Data:
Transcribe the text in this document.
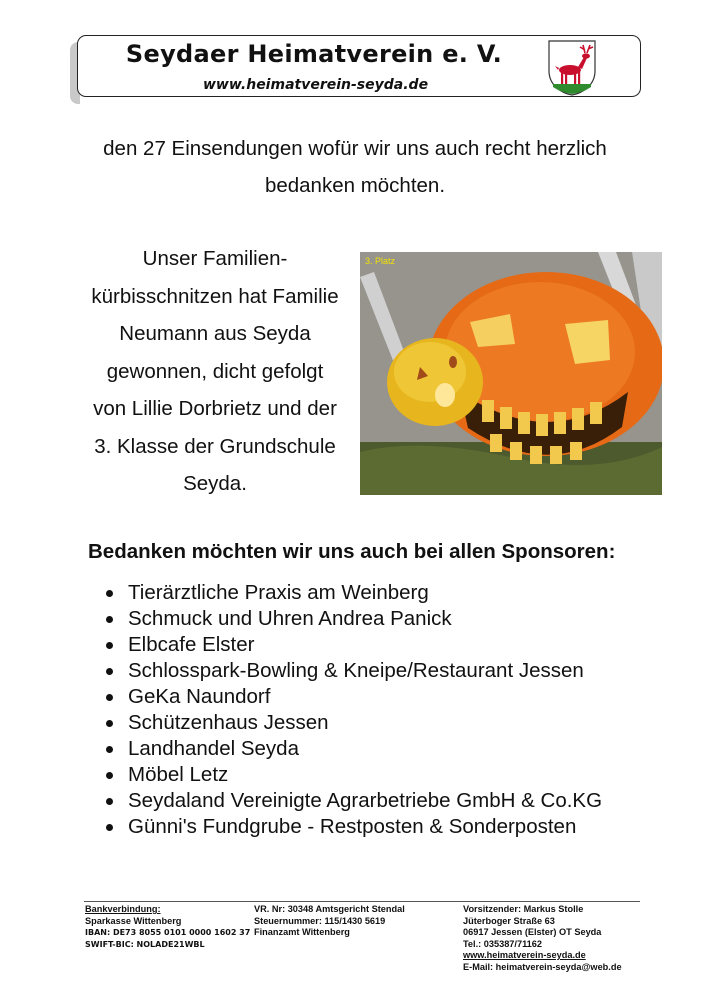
Seydaer Heimatverein e. V.
www.heimatverein-seyda.de
den 27 Einsendungen wofür wir uns auch recht herzlich
bedanken möchten.
Unser Familien-
kürbisschnitzen hat Familie
Neumann aus Seyda
gewonnen, dicht gefolgt
von Lillie Dorbrietz und der
3. Klasse der Grundschule
Seyda.
3. Platz
Bedanken möchten wir uns auch bei allen Sponsoren:
Tierärztliche Praxis am Weinberg
Schmuck und Uhren Andrea Panick
Elbcafe Elster
Schlosspark-Bowling & Kneipe/Restaurant Jessen
GeKa Naundorf
Schützenhaus Jessen
Landhandel Seyda
Möbel Letz
Seydaland Vereinigte Agrarbetriebe GmbH & Co.KG
Günni's Fundgrube - Restposten & Sonderposten
Bankverbindung:
Sparkasse Wittenberg
IBAN: DE73 8055 0101 0000 1602 37
SWIFT-BIC: NOLADE21WBL
VR. Nr: 30348 Amtsgericht Stendal
Steuernummer: 115/1430 5619
Finanzamt Wittenberg
Vorsitzender: Markus Stolle
Jüterboger Straße 63
06917 Jessen (Elster) OT Seyda
Tel.: 035387/71162
www.heimatverein-seyda.de
E-Mail: heimatverein-seyda@web.de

Exercise objective: Return each line of the data, keeping its wording exact and omitting pictures.

Result below:
Transcribe the text in this document.
Seydaer Heimatverein e. V.
www.heimatverein-seyda.de
den 27 Einsendungen wofür wir uns auch recht herzlich
bedanken möchten.
Unser Familien-
kürbisschnitzen hat Familie
Neumann aus Seyda
gewonnen, dicht gefolgt
von Lillie Dorbrietz und der
3. Klasse der Grundschule
Seyda.
3. Platz
Bedanken möchten wir uns auch bei allen Sponsoren:
Tierärztliche Praxis am Weinberg
Schmuck und Uhren Andrea Panick
Elbcafe Elster
Schlosspark-Bowling & Kneipe/Restaurant Jessen
GeKa Naundorf
Schützenhaus Jessen
Landhandel Seyda
Möbel Letz
Seydaland Vereinigte Agrarbetriebe GmbH & Co.KG
Günni's Fundgrube - Restposten & Sonderposten
Bankverbindung:
Sparkasse Wittenberg
IBAN: DE73 8055 0101 0000 1602 37
SWIFT-BIC: NOLADE21WBL
VR. Nr: 30348 Amtsgericht Stendal
Steuernummer: 115/1430 5619
Finanzamt Wittenberg
Vorsitzender: Markus Stolle
Jüterboger Straße 63
06917 Jessen (Elster) OT Seyda
Tel.: 035387/71162
www.heimatverein-seyda.de
E-Mail: heimatverein-seyda@web.de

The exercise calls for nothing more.